WHAT THE EXERCISE ASKS: Write out the listing exactly as it is given.

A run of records
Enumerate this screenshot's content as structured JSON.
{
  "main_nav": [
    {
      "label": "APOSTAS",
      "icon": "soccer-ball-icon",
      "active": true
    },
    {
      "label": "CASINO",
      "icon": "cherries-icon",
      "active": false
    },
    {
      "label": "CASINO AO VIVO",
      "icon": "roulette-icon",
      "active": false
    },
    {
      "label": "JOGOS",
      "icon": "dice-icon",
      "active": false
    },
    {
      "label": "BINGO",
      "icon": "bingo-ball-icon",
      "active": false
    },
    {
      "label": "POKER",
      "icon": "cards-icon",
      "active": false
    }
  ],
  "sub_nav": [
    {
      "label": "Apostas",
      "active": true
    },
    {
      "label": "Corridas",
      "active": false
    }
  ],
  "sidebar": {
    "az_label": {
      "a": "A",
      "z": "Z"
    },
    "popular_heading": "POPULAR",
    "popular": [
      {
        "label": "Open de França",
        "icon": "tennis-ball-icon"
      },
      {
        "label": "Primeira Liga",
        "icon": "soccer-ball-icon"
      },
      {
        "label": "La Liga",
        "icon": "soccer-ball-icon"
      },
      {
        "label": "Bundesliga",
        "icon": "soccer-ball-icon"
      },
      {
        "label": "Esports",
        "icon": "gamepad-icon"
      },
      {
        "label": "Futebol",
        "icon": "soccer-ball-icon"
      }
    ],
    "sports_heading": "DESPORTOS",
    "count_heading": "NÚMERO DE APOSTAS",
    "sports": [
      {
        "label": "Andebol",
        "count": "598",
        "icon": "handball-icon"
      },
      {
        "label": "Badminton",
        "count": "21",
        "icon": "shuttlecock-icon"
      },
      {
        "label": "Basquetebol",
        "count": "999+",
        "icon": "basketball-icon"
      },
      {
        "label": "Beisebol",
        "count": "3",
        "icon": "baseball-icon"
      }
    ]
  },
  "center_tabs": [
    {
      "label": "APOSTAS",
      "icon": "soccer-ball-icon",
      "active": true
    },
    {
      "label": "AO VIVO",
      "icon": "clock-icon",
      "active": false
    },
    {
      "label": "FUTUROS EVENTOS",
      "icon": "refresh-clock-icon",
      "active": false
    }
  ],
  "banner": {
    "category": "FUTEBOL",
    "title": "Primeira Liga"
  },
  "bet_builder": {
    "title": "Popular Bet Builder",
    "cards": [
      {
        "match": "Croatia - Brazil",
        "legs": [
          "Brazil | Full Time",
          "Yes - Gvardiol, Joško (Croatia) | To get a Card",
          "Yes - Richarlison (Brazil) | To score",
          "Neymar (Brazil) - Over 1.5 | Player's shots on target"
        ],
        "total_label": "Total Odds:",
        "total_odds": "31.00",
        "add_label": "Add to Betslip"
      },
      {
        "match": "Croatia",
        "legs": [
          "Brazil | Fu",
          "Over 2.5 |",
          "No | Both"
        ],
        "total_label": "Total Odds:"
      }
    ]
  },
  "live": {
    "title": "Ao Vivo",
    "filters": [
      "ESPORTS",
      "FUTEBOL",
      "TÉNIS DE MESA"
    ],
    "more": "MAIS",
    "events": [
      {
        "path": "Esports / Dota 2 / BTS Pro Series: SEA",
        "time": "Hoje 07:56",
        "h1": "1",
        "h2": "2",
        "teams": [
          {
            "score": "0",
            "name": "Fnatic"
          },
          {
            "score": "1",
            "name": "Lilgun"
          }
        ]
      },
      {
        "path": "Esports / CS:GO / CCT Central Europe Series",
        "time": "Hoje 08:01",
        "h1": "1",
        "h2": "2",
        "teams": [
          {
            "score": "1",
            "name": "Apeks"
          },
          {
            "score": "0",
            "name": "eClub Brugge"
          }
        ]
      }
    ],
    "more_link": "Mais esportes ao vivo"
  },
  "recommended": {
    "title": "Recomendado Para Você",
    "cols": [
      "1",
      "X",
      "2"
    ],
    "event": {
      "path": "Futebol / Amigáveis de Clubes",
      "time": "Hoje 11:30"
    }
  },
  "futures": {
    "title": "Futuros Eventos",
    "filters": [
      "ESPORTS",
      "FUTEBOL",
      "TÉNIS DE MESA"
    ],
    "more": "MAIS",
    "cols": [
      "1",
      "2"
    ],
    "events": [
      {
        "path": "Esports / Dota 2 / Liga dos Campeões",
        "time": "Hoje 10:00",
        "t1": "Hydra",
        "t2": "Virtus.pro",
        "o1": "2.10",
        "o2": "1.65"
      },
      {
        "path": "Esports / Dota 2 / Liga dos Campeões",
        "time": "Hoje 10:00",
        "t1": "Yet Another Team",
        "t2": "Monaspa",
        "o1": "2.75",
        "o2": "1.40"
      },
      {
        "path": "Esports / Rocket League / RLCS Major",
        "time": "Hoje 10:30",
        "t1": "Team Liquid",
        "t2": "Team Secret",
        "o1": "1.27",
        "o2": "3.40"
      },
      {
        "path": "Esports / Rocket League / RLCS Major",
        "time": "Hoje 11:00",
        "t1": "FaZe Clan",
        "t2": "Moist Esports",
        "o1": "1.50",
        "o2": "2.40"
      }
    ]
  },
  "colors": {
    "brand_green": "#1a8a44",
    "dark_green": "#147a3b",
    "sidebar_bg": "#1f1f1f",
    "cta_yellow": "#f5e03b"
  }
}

IN RESPONSE:
Enumerate this screenshot's content as structured JSON.
{
  "main_nav": [
    {
      "label": "APOSTAS",
      "icon": "soccer-ball-icon",
      "active": true
    },
    {
      "label": "CASINO",
      "icon": "cherries-icon",
      "active": false
    },
    {
      "label": "CASINO AO VIVO",
      "icon": "roulette-icon",
      "active": false
    },
    {
      "label": "JOGOS",
      "icon": "dice-icon",
      "active": false
    },
    {
      "label": "BINGO",
      "icon": "bingo-ball-icon",
      "active": false
    },
    {
      "label": "POKER",
      "icon": "cards-icon",
      "active": false
    }
  ],
  "sub_nav": [
    {
      "label": "Apostas",
      "active": true
    },
    {
      "label": "Corridas",
      "active": false
    }
  ],
  "sidebar": {
    "az_label": {
      "a": "A",
      "z": "Z"
    },
    "popular_heading": "POPULAR",
    "popular": [
      {
        "label": "Open de França",
        "icon": "tennis-ball-icon"
      },
      {
        "label": "Primeira Liga",
        "icon": "soccer-ball-icon"
      },
      {
        "label": "La Liga",
        "icon": "soccer-ball-icon"
      },
      {
        "label": "Bundesliga",
        "icon": "soccer-ball-icon"
      },
      {
        "label": "Esports",
        "icon": "gamepad-icon"
      },
      {
        "label": "Futebol",
        "icon": "soccer-ball-icon"
      }
    ],
    "sports_heading": "DESPORTOS",
    "count_heading": "NÚMERO DE APOSTAS",
    "sports": [
      {
        "label": "Andebol",
        "count": "598",
        "icon": "handball-icon"
      },
      {
        "label": "Badminton",
        "count": "21",
        "icon": "shuttlecock-icon"
      },
      {
        "label": "Basquetebol",
        "count": "999+",
        "icon": "basketball-icon"
      },
      {
        "label": "Beisebol",
        "count": "3",
        "icon": "baseball-icon"
      }
    ]
  },
  "center_tabs": [
    {
      "label": "APOSTAS",
      "icon": "soccer-ball-icon",
      "active": true
    },
    {
      "label": "AO VIVO",
      "icon": "clock-icon",
      "active": false
    },
    {
      "label": "FUTUROS EVENTOS",
      "icon": "refresh-clock-icon",
      "active": false
    }
  ],
  "banner": {
    "category": "FUTEBOL",
    "title": "Primeira Liga"
  },
  "bet_builder": {
    "title": "Popular Bet Builder",
    "cards": [
      {
        "match": "Croatia - Brazil",
        "legs": [
          "Brazil | Full Time",
          "Yes - Gvardiol, Joško (Croatia) | To get a Card",
          "Yes - Richarlison (Brazil) | To score",
          "Neymar (Brazil) - Over 1.5 | Player's shots on target"
        ],
        "total_label": "Total Odds:",
        "total_odds": "31.00",
        "add_label": "Add to Betslip"
      },
      {
        "match": "Croatia",
        "legs": [
          "Brazil | Fu",
          "Over 2.5 |",
          "No | Both"
        ],
        "total_label": "Total Odds:"
      }
    ]
  },
  "live": {
    "title": "Ao Vivo",
    "filters": [
      "ESPORTS",
      "FUTEBOL",
      "TÉNIS DE MESA"
    ],
    "more": "MAIS",
    "events": [
      {
        "path": "Esports / Dota 2 / BTS Pro Series: SEA",
        "time": "Hoje 07:56",
        "h1": "1",
        "h2": "2",
        "teams": [
          {
            "score": "0",
            "name": "Fnatic"
          },
          {
            "score": "1",
            "name": "Lilgun"
          }
        ]
      },
      {
        "path": "Esports / CS:GO / CCT Central Europe Series",
        "time": "Hoje 08:01",
        "h1": "1",
        "h2": "2",
        "teams": [
          {
            "score": "1",
            "name": "Apeks"
          },
          {
            "score": "0",
            "name": "eClub Brugge"
          }
        ]
      }
    ],
    "more_link": "Mais esportes ao vivo"
  },
  "recommended": {
    "title": "Recomendado Para Você",
    "cols": [
      "1",
      "X",
      "2"
    ],
    "event": {
      "path": "Futebol / Amigáveis de Clubes",
      "time": "Hoje 11:30"
    }
  },
  "futures": {
    "title": "Futuros Eventos",
    "filters": [
      "ESPORTS",
      "FUTEBOL",
      "TÉNIS DE MESA"
    ],
    "more": "MAIS",
    "cols": [
      "1",
      "2"
    ],
    "events": [
      {
        "path": "Esports / Dota 2 / Liga dos Campeões",
        "time": "Hoje 10:00",
        "t1": "Hydra",
        "t2": "Virtus.pro",
        "o1": "2.10",
        "o2": "1.65"
      },
      {
        "path": "Esports / Dota 2 / Liga dos Campeões",
        "time": "Hoje 10:00",
        "t1": "Yet Another Team",
        "t2": "Monaspa",
        "o1": "2.75",
        "o2": "1.40"
      },
      {
        "path": "Esports / Rocket League / RLCS Major",
        "time": "Hoje 10:30",
        "t1": "Team Liquid",
        "t2": "Team Secret",
        "o1": "1.27",
        "o2": "3.40"
      },
      {
        "path": "Esports / Rocket League / RLCS Major",
        "time": "Hoje 11:00",
        "t1": "FaZe Clan",
        "t2": "Moist Esports",
        "o1": "1.50",
        "o2": "2.40"
      }
    ]
  },
  "colors": {
    "brand_green": "#1a8a44",
    "dark_green": "#147a3b",
    "sidebar_bg": "#1f1f1f",
    "cta_yellow": "#f5e03b"
  }
}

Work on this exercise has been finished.